### Set task
Repeat the whole of the data, keeping every detail the same.
━━━━━ Data listing
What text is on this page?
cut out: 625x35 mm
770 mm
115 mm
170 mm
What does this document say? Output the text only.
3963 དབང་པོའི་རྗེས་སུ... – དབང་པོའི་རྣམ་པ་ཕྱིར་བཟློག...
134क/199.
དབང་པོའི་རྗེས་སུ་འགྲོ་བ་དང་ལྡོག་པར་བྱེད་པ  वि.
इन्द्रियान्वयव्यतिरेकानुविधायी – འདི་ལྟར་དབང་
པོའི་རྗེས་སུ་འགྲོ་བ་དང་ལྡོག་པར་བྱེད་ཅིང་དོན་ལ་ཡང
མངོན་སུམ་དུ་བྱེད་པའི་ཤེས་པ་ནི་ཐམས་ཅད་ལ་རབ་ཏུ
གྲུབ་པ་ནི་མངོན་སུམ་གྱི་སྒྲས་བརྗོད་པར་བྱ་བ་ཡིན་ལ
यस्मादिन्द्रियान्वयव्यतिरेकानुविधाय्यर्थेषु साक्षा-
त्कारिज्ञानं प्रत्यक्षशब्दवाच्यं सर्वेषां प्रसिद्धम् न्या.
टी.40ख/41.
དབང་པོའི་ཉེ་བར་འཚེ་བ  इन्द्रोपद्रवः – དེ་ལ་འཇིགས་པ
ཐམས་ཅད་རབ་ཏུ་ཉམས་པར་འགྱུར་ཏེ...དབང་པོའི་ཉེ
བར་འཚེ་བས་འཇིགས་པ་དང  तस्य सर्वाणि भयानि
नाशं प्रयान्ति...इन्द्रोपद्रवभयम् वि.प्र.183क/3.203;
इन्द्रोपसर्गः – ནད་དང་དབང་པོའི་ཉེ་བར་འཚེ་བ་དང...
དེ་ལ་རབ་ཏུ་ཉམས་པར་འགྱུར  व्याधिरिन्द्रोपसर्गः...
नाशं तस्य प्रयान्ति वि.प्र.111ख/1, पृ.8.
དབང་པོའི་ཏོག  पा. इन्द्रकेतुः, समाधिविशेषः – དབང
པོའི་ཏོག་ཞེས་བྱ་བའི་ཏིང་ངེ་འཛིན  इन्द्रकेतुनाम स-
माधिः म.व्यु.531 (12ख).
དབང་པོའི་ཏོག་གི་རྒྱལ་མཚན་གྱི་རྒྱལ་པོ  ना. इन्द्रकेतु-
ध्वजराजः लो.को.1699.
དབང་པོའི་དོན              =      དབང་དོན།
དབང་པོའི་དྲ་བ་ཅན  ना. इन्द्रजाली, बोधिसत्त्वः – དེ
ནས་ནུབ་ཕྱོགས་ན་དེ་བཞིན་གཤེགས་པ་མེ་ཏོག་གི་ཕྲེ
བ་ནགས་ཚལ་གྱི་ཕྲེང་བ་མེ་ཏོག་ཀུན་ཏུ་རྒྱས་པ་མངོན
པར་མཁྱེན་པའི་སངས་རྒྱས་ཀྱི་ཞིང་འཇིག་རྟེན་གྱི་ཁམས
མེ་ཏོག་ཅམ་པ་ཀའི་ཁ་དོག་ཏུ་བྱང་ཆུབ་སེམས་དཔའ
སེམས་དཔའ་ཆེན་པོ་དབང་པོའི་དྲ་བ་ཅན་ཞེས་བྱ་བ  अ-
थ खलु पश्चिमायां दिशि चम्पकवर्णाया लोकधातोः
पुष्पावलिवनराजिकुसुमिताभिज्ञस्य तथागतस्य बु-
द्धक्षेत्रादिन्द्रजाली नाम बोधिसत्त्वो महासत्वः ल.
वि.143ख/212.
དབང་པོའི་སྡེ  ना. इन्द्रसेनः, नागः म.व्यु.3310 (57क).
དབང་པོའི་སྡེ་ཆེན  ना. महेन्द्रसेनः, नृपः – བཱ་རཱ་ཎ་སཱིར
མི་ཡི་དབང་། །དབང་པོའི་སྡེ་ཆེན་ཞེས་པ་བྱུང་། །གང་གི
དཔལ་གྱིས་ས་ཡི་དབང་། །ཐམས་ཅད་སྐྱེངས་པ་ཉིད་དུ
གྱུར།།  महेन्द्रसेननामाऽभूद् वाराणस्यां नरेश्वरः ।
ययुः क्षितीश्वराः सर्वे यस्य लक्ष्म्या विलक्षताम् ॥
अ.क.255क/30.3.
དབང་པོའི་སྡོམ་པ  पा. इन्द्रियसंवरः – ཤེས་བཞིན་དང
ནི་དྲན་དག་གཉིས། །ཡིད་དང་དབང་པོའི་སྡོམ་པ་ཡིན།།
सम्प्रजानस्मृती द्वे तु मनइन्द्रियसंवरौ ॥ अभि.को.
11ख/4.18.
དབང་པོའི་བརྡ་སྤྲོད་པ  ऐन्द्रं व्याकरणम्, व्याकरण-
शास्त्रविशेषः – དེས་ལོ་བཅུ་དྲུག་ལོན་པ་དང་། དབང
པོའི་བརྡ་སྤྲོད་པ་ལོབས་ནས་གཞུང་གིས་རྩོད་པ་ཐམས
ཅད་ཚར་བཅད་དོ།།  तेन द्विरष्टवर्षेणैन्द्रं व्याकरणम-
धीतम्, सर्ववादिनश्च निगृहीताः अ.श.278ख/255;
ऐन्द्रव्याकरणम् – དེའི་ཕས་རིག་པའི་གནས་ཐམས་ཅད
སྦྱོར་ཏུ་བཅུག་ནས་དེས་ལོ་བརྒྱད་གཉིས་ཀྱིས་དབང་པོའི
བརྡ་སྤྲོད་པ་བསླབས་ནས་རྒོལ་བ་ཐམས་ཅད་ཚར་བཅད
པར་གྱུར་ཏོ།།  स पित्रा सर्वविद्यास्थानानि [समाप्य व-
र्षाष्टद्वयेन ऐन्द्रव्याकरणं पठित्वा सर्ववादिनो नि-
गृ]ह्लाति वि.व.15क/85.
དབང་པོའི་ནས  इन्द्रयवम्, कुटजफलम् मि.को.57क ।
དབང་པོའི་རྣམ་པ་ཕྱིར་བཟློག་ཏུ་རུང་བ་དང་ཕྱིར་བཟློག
━━━━━━━━━━
### Task solution
What text is on this page?
cut out: 625x35 mm
770 mm
115 mm
170 mm
What does this document say? Output the text only.
3963 དབང་པོའི་རྗེས་སུ... – དབང་པོའི་རྣམ་པ་ཕྱིར་བཟློག...
134क/199.
དབང་པོའི་རྗེས་སུ་འགྲོ་བ་དང་ལྡོག་པར་བྱེད་པ  वि.
इन्द्रियान्वयव्यतिरेकानुविधायी – འདི་ལྟར་དབང་
པོའི་རྗེས་སུ་འགྲོ་བ་དང་ལྡོག་པར་བྱེད་ཅིང་དོན་ལ་ཡང
མངོན་སུམ་དུ་བྱེད་པའི་ཤེས་པ་ནི་ཐམས་ཅད་ལ་རབ་ཏུ
གྲུབ་པ་ནི་མངོན་སུམ་གྱི་སྒྲས་བརྗོད་པར་བྱ་བ་ཡིན་ལ
यस्मादिन्द्रियान्वयव्यतिरेकानुविधाय्यर्थेषु साक्षा-
त्कारिज्ञानं प्रत्यक्षशब्दवाच्यं सर्वेषां प्रसिद्धम् न्या.
टी.40ख/41.
དབང་པོའི་ཉེ་བར་འཚེ་བ  इन्द्रोपद्रवः – དེ་ལ་འཇིགས་པ
ཐམས་ཅད་རབ་ཏུ་ཉམས་པར་འགྱུར་ཏེ...དབང་པོའི་ཉེ
བར་འཚེ་བས་འཇིགས་པ་དང  तस्य सर्वाणि भयानि
नाशं प्रयान्ति...इन्द्रोपद्रवभयम् वि.प्र.183क/3.203;
इन्द्रोपसर्गः – ནད་དང་དབང་པོའི་ཉེ་བར་འཚེ་བ་དང...
དེ་ལ་རབ་ཏུ་ཉམས་པར་འགྱུར  व्याधिरिन्द्रोपसर्गः...
नाशं तस्य प्रयान्ति वि.प्र.111ख/1, पृ.8.
དབང་པོའི་ཏོག  पा. इन्द्रकेतुः, समाधिविशेषः – དབང
པོའི་ཏོག་ཞེས་བྱ་བའི་ཏིང་ངེ་འཛིན  इन्द्रकेतुनाम स-
माधिः म.व्यु.531 (12ख).
དབང་པོའི་ཏོག་གི་རྒྱལ་མཚན་གྱི་རྒྱལ་པོ  ना. इन्द्रकेतु-
ध्वजराजः लो.को.1699.
དབང་པོའི་དོན              =      དབང་དོན།
དབང་པོའི་དྲ་བ་ཅན  ना. इन्द्रजाली, बोधिसत्त्वः – དེ
ནས་ནུབ་ཕྱོགས་ན་དེ་བཞིན་གཤེགས་པ་མེ་ཏོག་གི་ཕྲེ
བ་ནགས་ཚལ་གྱི་ཕྲེང་བ་མེ་ཏོག་ཀུན་ཏུ་རྒྱས་པ་མངོན
པར་མཁྱེན་པའི་སངས་རྒྱས་ཀྱི་ཞིང་འཇིག་རྟེན་གྱི་ཁམས
མེ་ཏོག་ཅམ་པ་ཀའི་ཁ་དོག་ཏུ་བྱང་ཆུབ་སེམས་དཔའ
སེམས་དཔའ་ཆེན་པོ་དབང་པོའི་དྲ་བ་ཅན་ཞེས་བྱ་བ  अ-
थ खलु पश्चिमायां दिशि चम्पकवर्णाया लोकधातोः
पुष्पावलिवनराजिकुसुमिताभिज्ञस्य तथागतस्य बु-
द्धक्षेत्रादिन्द्रजाली नाम बोधिसत्त्वो महासत्वः ल.
वि.143ख/212.
དབང་པོའི་སྡེ  ना. इन्द्रसेनः, नागः म.व्यु.3310 (57क).
དབང་པོའི་སྡེ་ཆེན  ना. महेन्द्रसेनः, नृपः – བཱ་རཱ་ཎ་སཱིར
མི་ཡི་དབང་། །དབང་པོའི་སྡེ་ཆེན་ཞེས་པ་བྱུང་། །གང་གི
དཔལ་གྱིས་ས་ཡི་དབང་། །ཐམས་ཅད་སྐྱེངས་པ་ཉིད་དུ
གྱུར།།  महेन्द्रसेननामाऽभूद् वाराणस्यां नरेश्वरः ।
ययुः क्षितीश्वराः सर्वे यस्य लक्ष्म्या विलक्षताम् ॥
अ.क.255क/30.3.
དབང་པོའི་སྡོམ་པ  पा. इन्द्रियसंवरः – ཤེས་བཞིན་དང
ནི་དྲན་དག་གཉིས། །ཡིད་དང་དབང་པོའི་སྡོམ་པ་ཡིན།།
सम्प्रजानस्मृती द्वे तु मनइन्द्रियसंवरौ ॥ अभि.को.
11ख/4.18.
དབང་པོའི་བརྡ་སྤྲོད་པ  ऐन्द्रं व्याकरणम्, व्याकरण-
शास्त्रविशेषः – དེས་ལོ་བཅུ་དྲུག་ལོན་པ་དང་། དབང
པོའི་བརྡ་སྤྲོད་པ་ལོབས་ནས་གཞུང་གིས་རྩོད་པ་ཐམས
ཅད་ཚར་བཅད་དོ།།  तेन द्विरष्टवर्षेणैन्द्रं व्याकरणम-
धीतम्, सर्ववादिनश्च निगृहीताः अ.श.278ख/255;
ऐन्द्रव्याकरणम् – དེའི་ཕས་རིག་པའི་གནས་ཐམས་ཅད
སྦྱོར་ཏུ་བཅུག་ནས་དེས་ལོ་བརྒྱད་གཉིས་ཀྱིས་དབང་པོའི
བརྡ་སྤྲོད་པ་བསླབས་ནས་རྒོལ་བ་ཐམས་ཅད་ཚར་བཅད
པར་གྱུར་ཏོ།།  स पित्रा सर्वविद्यास्थानानि [समाप्य व-
र्षाष्टद्वयेन ऐन्द्रव्याकरणं पठित्वा सर्ववादिनो नि-
गृ]ह्लाति वि.व.15क/85.
དབང་པོའི་ནས  इन्द्रयवम्, कुटजफलम् मि.को.57क ।
དབང་པོའི་རྣམ་པ་ཕྱིར་བཟློག་ཏུ་རུང་བ་དང་ཕྱིར་བཟློག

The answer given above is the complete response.